Please restate the following records word for word.
══════════════════════════════
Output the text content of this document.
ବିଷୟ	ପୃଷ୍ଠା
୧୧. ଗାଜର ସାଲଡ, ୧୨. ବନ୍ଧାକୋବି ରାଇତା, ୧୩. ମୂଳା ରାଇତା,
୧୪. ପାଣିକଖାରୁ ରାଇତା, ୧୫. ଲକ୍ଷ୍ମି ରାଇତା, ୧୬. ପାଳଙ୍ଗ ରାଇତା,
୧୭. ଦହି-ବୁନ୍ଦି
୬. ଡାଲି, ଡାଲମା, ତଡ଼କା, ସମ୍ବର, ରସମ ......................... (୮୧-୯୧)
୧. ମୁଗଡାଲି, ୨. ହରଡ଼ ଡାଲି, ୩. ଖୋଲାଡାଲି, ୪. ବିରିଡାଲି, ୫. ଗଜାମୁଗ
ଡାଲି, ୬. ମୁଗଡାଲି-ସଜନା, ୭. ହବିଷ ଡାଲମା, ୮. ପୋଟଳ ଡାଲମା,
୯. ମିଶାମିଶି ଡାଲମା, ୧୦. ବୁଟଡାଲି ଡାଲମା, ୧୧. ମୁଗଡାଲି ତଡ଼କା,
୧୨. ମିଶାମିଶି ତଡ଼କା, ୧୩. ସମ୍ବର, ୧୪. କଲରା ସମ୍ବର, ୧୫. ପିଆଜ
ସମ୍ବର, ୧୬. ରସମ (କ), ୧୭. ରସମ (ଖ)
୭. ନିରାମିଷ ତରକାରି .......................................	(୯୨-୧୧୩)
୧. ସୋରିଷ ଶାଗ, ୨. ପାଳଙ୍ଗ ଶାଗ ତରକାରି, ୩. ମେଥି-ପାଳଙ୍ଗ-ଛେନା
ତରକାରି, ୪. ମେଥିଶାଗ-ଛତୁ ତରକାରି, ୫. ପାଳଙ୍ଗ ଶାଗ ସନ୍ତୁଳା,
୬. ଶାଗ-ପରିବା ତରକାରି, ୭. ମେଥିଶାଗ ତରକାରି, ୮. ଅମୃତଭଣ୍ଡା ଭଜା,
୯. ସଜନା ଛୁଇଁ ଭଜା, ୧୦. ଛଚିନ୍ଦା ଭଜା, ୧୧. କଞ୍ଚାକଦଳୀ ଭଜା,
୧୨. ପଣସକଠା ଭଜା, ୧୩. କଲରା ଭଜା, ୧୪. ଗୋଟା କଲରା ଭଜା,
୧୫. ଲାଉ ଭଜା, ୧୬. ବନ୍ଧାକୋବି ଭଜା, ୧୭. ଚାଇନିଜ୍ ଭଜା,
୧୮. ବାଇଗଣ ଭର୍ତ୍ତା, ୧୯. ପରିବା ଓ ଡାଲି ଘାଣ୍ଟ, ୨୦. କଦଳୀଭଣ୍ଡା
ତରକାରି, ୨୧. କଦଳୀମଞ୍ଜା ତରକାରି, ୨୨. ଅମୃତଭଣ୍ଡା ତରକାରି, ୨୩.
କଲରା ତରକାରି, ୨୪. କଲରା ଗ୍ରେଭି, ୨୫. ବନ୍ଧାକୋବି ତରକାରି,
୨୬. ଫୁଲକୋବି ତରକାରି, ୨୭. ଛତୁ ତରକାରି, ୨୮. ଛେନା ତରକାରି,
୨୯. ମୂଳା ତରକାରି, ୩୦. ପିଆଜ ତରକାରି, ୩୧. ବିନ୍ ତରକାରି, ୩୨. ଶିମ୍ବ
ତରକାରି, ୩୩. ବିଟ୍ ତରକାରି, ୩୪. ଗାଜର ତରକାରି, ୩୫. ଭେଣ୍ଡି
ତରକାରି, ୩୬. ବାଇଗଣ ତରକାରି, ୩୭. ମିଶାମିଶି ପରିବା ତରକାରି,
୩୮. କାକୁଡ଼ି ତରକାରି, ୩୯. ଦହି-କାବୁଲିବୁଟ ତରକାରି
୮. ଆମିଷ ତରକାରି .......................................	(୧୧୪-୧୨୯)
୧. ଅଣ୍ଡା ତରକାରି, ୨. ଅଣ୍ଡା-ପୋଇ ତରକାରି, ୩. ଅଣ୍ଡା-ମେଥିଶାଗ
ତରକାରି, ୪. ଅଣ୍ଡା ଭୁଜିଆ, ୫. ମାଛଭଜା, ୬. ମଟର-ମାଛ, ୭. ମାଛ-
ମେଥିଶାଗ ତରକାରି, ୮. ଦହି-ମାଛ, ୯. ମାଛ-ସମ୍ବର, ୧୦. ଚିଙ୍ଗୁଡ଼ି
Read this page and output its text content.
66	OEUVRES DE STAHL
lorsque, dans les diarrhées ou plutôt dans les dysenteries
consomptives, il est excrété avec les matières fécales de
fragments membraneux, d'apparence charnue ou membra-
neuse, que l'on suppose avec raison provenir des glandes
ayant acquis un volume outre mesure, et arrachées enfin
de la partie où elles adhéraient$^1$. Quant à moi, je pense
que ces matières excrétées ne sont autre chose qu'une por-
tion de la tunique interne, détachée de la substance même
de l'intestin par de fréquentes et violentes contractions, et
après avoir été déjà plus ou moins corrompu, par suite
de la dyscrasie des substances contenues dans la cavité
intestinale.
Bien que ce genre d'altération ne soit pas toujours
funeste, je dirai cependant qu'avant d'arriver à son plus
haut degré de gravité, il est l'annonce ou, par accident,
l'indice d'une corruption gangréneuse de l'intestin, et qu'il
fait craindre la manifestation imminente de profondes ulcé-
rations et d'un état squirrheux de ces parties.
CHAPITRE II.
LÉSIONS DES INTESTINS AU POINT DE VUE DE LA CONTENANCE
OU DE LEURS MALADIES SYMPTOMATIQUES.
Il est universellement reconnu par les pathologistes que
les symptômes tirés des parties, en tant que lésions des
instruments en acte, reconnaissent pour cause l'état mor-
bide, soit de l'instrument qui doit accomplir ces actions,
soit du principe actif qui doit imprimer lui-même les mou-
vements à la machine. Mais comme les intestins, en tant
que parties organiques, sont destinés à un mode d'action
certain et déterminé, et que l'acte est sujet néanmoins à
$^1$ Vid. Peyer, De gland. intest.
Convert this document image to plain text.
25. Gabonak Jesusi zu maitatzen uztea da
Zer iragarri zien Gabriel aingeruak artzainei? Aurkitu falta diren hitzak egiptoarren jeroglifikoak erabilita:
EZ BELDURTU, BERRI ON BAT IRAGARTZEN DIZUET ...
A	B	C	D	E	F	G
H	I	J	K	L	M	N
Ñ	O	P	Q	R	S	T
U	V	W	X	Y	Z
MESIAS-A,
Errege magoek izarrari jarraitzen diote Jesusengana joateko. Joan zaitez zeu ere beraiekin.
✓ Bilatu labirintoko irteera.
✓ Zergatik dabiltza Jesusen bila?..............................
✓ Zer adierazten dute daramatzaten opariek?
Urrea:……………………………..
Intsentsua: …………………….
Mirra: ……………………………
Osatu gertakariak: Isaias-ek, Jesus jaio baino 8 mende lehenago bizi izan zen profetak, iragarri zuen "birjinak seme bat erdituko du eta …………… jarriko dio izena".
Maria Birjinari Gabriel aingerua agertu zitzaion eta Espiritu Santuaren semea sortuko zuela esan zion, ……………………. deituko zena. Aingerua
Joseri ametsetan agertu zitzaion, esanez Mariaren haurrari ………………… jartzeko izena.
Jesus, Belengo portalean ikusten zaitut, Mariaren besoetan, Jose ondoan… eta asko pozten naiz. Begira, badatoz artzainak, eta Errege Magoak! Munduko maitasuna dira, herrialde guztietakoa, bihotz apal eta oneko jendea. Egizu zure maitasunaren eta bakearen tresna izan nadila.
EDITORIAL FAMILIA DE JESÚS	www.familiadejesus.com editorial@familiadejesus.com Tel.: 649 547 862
══════════════════════════════
→ **PROBLEM SOLUTION**
Output the text content of this document.
ବିଷୟ	ପୃଷ୍ଠା
୧୧. ଗାଜର ସାଲଡ, ୧୨. ବନ୍ଧାକୋବି ରାଇତା, ୧୩. ମୂଳା ରାଇତା,
୧୪. ପାଣିକଖାରୁ ରାଇତା, ୧୫. ଲକ୍ଷ୍ମି ରାଇତା, ୧୬. ପାଳଙ୍ଗ ରାଇତା,
୧୭. ଦହି-ବୁନ୍ଦି
୬. ଡାଲି, ଡାଲମା, ତଡ଼କା, ସମ୍ବର, ରସମ ......................... (୮୧-୯୧)
୧. ମୁଗଡାଲି, ୨. ହରଡ଼ ଡାଲି, ୩. ଖୋଲାଡାଲି, ୪. ବିରିଡାଲି, ୫. ଗଜାମୁଗ
ଡାଲି, ୬. ମୁଗଡାଲି-ସଜନା, ୭. ହବିଷ ଡାଲମା, ୮. ପୋଟଳ ଡାଲମା,
୯. ମିଶାମିଶି ଡାଲମା, ୧୦. ବୁଟଡାଲି ଡାଲମା, ୧୧. ମୁଗଡାଲି ତଡ଼କା,
୧୨. ମିଶାମିଶି ତଡ଼କା, ୧୩. ସମ୍ବର, ୧୪. କଲରା ସମ୍ବର, ୧୫. ପିଆଜ
ସମ୍ବର, ୧୬. ରସମ (କ), ୧୭. ରସମ (ଖ)
୭. ନିରାମିଷ ତରକାରି .......................................	(୯୨-୧୧୩)
୧. ସୋରିଷ ଶାଗ, ୨. ପାଳଙ୍ଗ ଶାଗ ତରକାରି, ୩. ମେଥି-ପାଳଙ୍ଗ-ଛେନା
ତରକାରି, ୪. ମେଥିଶାଗ-ଛତୁ ତରକାରି, ୫. ପାଳଙ୍ଗ ଶାଗ ସନ୍ତୁଳା,
୬. ଶାଗ-ପରିବା ତରକାରି, ୭. ମେଥିଶାଗ ତରକାରି, ୮. ଅମୃତଭଣ୍ଡା ଭଜା,
୯. ସଜନା ଛୁଇଁ ଭଜା, ୧୦. ଛଚିନ୍ଦା ଭଜା, ୧୧. କଞ୍ଚାକଦଳୀ ଭଜା,
୧୨. ପଣସକଠା ଭଜା, ୧୩. କଲରା ଭଜା, ୧୪. ଗୋଟା କଲରା ଭଜା,
୧୫. ଲାଉ ଭଜା, ୧୬. ବନ୍ଧାକୋବି ଭଜା, ୧୭. ଚାଇନିଜ୍ ଭଜା,
୧୮. ବାଇଗଣ ଭର୍ତ୍ତା, ୧୯. ପରିବା ଓ ଡାଲି ଘାଣ୍ଟ, ୨୦. କଦଳୀଭଣ୍ଡା
ତରକାରି, ୨୧. କଦଳୀମଞ୍ଜା ତରକାରି, ୨୨. ଅମୃତଭଣ୍ଡା ତରକାରି, ୨୩.
କଲରା ତରକାରି, ୨୪. କଲରା ଗ୍ରେଭି, ୨୫. ବନ୍ଧାକୋବି ତରକାରି,
୨୬. ଫୁଲକୋବି ତରକାରି, ୨୭. ଛତୁ ତରକାରି, ୨୮. ଛେନା ତରକାରି,
୨୯. ମୂଳା ତରକାରି, ୩୦. ପିଆଜ ତରକାରି, ୩୧. ବିନ୍ ତରକାରି, ୩୨. ଶିମ୍ବ
ତରକାରି, ୩୩. ବିଟ୍ ତରକାରି, ୩୪. ଗାଜର ତରକାରି, ୩୫. ଭେଣ୍ଡି
ତରକାରି, ୩୬. ବାଇଗଣ ତରକାରି, ୩୭. ମିଶାମିଶି ପରିବା ତରକାରି,
୩୮. କାକୁଡ଼ି ତରକାରି, ୩୯. ଦହି-କାବୁଲିବୁଟ ତରକାରି
୮. ଆମିଷ ତରକାରି .......................................	(୧୧୪-୧୨୯)
୧. ଅଣ୍ଡା ତରକାରି, ୨. ଅଣ୍ଡା-ପୋଇ ତରକାରି, ୩. ଅଣ୍ଡା-ମେଥିଶାଗ
ତରକାରି, ୪. ଅଣ୍ଡା ଭୁଜିଆ, ୫. ମାଛଭଜା, ୬. ମଟର-ମାଛ, ୭. ମାଛ-
ମେଥିଶାଗ ତରକାରି, ୮. ଦହି-ମାଛ, ୯. ମାଛ-ସମ୍ବର, ୧୦. ଚିଙ୍ଗୁଡ଼ି
Read this page and output its text content.
66	OEUVRES DE STAHL
lorsque, dans les diarrhées ou plutôt dans les dysenteries
consomptives, il est excrété avec les matières fécales de
fragments membraneux, d'apparence charnue ou membra-
neuse, que l'on suppose avec raison provenir des glandes
ayant acquis un volume outre mesure, et arrachées enfin
de la partie où elles adhéraient$^1$. Quant à moi, je pense
que ces matières excrétées ne sont autre chose qu'une por-
tion de la tunique interne, détachée de la substance même
de l'intestin par de fréquentes et violentes contractions, et
après avoir été déjà plus ou moins corrompu, par suite
de la dyscrasie des substances contenues dans la cavité
intestinale.
Bien que ce genre d'altération ne soit pas toujours
funeste, je dirai cependant qu'avant d'arriver à son plus
haut degré de gravité, il est l'annonce ou, par accident,
l'indice d'une corruption gangréneuse de l'intestin, et qu'il
fait craindre la manifestation imminente de profondes ulcé-
rations et d'un état squirrheux de ces parties.
CHAPITRE II.
LÉSIONS DES INTESTINS AU POINT DE VUE DE LA CONTENANCE
OU DE LEURS MALADIES SYMPTOMATIQUES.
Il est universellement reconnu par les pathologistes que
les symptômes tirés des parties, en tant que lésions des
instruments en acte, reconnaissent pour cause l'état mor-
bide, soit de l'instrument qui doit accomplir ces actions,
soit du principe actif qui doit imprimer lui-même les mou-
vements à la machine. Mais comme les intestins, en tant
que parties organiques, sont destinés à un mode d'action
certain et déterminé, et que l'acte est sujet néanmoins à
$^1$ Vid. Peyer, De gland. intest.
Convert this document image to plain text.
25. Gabonak Jesusi zu maitatzen uztea da
Zer iragarri zien Gabriel aingeruak artzainei? Aurkitu falta diren hitzak egiptoarren jeroglifikoak erabilita:
EZ BELDURTU, BERRI ON BAT IRAGARTZEN DIZUET ...
A	B	C	D	E	F	G
H	I	J	K	L	M	N
Ñ	O	P	Q	R	S	T
U	V	W	X	Y	Z
MESIAS-A,
Errege magoek izarrari jarraitzen diote Jesusengana joateko. Joan zaitez zeu ere beraiekin.
✓ Bilatu labirintoko irteera.
✓ Zergatik dabiltza Jesusen bila?..............................
✓ Zer adierazten dute daramatzaten opariek?
Urrea:……………………………..
Intsentsua: …………………….
Mirra: ……………………………
Osatu gertakariak: Isaias-ek, Jesus jaio baino 8 mende lehenago bizi izan zen profetak, iragarri zuen "birjinak seme bat erdituko du eta …………… jarriko dio izena".
Maria Birjinari Gabriel aingerua agertu zitzaion eta Espiritu Santuaren semea sortuko zuela esan zion, ……………………. deituko zena. Aingerua
Joseri ametsetan agertu zitzaion, esanez Mariaren haurrari ………………… jartzeko izena.
Jesus, Belengo portalean ikusten zaitut, Mariaren besoetan, Jose ondoan… eta asko pozten naiz. Begira, badatoz artzainak, eta Errege Magoak! Munduko maitasuna dira, herrialde guztietakoa, bihotz apal eta oneko jendea. Egizu zure maitasunaren eta bakearen tresna izan nadila.
EDITORIAL FAMILIA DE JESÚS	www.familiadejesus.com editorial@familiadejesus.com Tel.: 649 547 862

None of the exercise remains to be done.